----- DATA PROVIDED -----
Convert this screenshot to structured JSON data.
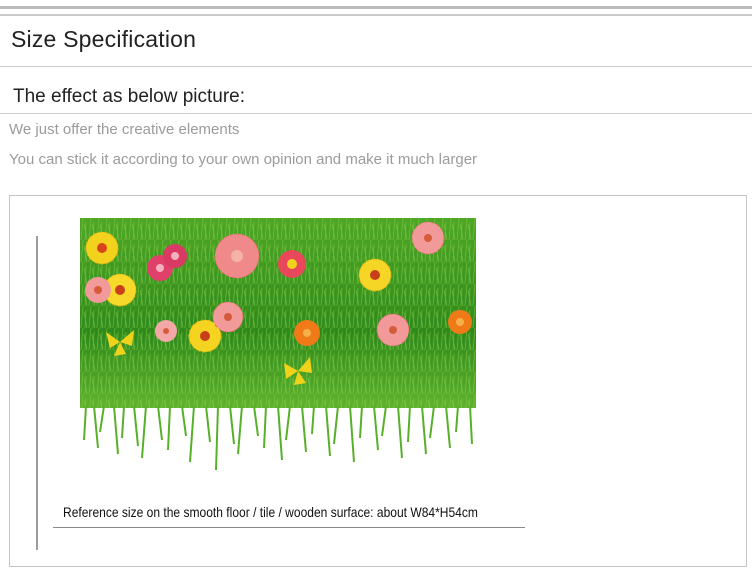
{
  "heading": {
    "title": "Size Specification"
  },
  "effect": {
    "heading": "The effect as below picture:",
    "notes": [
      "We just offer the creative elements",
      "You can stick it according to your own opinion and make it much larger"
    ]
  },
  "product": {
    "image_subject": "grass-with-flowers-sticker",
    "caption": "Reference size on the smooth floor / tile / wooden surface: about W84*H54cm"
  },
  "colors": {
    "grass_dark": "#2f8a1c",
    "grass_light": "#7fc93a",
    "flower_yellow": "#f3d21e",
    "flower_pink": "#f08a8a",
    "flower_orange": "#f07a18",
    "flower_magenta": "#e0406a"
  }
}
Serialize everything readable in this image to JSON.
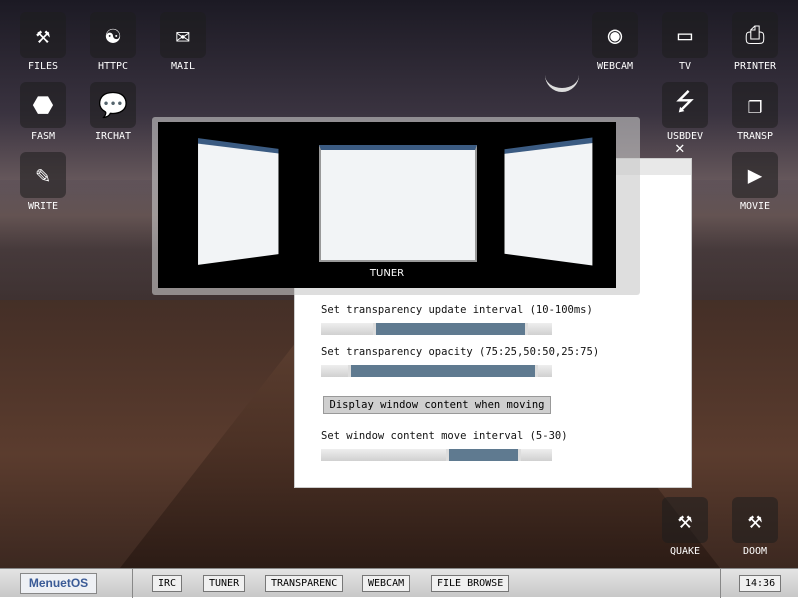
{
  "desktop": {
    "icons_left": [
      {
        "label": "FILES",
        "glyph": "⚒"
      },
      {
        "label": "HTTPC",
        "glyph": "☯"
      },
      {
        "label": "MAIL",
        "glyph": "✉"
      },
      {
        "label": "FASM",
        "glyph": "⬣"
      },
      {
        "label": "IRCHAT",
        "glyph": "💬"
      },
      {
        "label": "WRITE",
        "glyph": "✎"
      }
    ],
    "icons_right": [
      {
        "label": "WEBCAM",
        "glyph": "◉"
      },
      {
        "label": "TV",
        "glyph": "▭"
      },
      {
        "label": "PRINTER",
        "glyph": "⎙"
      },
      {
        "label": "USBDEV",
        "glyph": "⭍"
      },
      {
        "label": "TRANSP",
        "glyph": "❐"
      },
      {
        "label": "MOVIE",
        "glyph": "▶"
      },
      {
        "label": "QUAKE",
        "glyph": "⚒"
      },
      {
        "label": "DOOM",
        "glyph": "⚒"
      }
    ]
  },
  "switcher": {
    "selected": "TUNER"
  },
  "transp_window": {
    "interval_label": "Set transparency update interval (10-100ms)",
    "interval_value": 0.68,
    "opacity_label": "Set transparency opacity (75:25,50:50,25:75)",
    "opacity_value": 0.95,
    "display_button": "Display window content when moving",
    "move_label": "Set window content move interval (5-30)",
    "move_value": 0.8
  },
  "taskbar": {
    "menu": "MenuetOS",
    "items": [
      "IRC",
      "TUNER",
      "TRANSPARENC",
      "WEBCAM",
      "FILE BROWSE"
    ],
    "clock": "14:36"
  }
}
-----
§ **TASK REQUIREMENTS**:
Generate a word-for-word copy of the preceding records, excluding all pictures.

§ **RESULT OF THIS EXERCISE**:
Convert this screenshot to structured JSON data.
{
  "heading": {
    "title": "Size Specification"
  },
  "effect": {
    "heading": "The effect as below picture:",
    "notes": [
      "We just offer the creative elements",
      "You can stick it according to your own opinion and make it much larger"
    ]
  },
  "product": {
    "image_subject": "grass-with-flowers-sticker",
    "caption": "Reference size on the smooth floor / tile / wooden surface: about W84*H54cm"
  },
  "colors": {
    "grass_dark": "#2f8a1c",
    "grass_light": "#7fc93a",
    "flower_yellow": "#f3d21e",
    "flower_pink": "#f08a8a",
    "flower_orange": "#f07a18",
    "flower_magenta": "#e0406a"
  }
}
Serialize everything readable in this image to JSON.
{
  "desktop": {
    "icons_left": [
      {
        "label": "FILES",
        "glyph": "⚒"
      },
      {
        "label": "HTTPC",
        "glyph": "☯"
      },
      {
        "label": "MAIL",
        "glyph": "✉"
      },
      {
        "label": "FASM",
        "glyph": "⬣"
      },
      {
        "label": "IRCHAT",
        "glyph": "💬"
      },
      {
        "label": "WRITE",
        "glyph": "✎"
      }
    ],
    "icons_right": [
      {
        "label": "WEBCAM",
        "glyph": "◉"
      },
      {
        "label": "TV",
        "glyph": "▭"
      },
      {
        "label": "PRINTER",
        "glyph": "⎙"
      },
      {
        "label": "USBDEV",
        "glyph": "⭍"
      },
      {
        "label": "TRANSP",
        "glyph": "❐"
      },
      {
        "label": "MOVIE",
        "glyph": "▶"
      },
      {
        "label": "QUAKE",
        "glyph": "⚒"
      },
      {
        "label": "DOOM",
        "glyph": "⚒"
      }
    ]
  },
  "switcher": {
    "selected": "TUNER"
  },
  "transp_window": {
    "interval_label": "Set transparency update interval (10-100ms)",
    "interval_value": 0.68,
    "opacity_label": "Set transparency opacity (75:25,50:50,25:75)",
    "opacity_value": 0.95,
    "display_button": "Display window content when moving",
    "move_label": "Set window content move interval (5-30)",
    "move_value": 0.8
  },
  "taskbar": {
    "menu": "MenuetOS",
    "items": [
      "IRC",
      "TUNER",
      "TRANSPARENC",
      "WEBCAM",
      "FILE BROWSE"
    ],
    "clock": "14:36"
  }
}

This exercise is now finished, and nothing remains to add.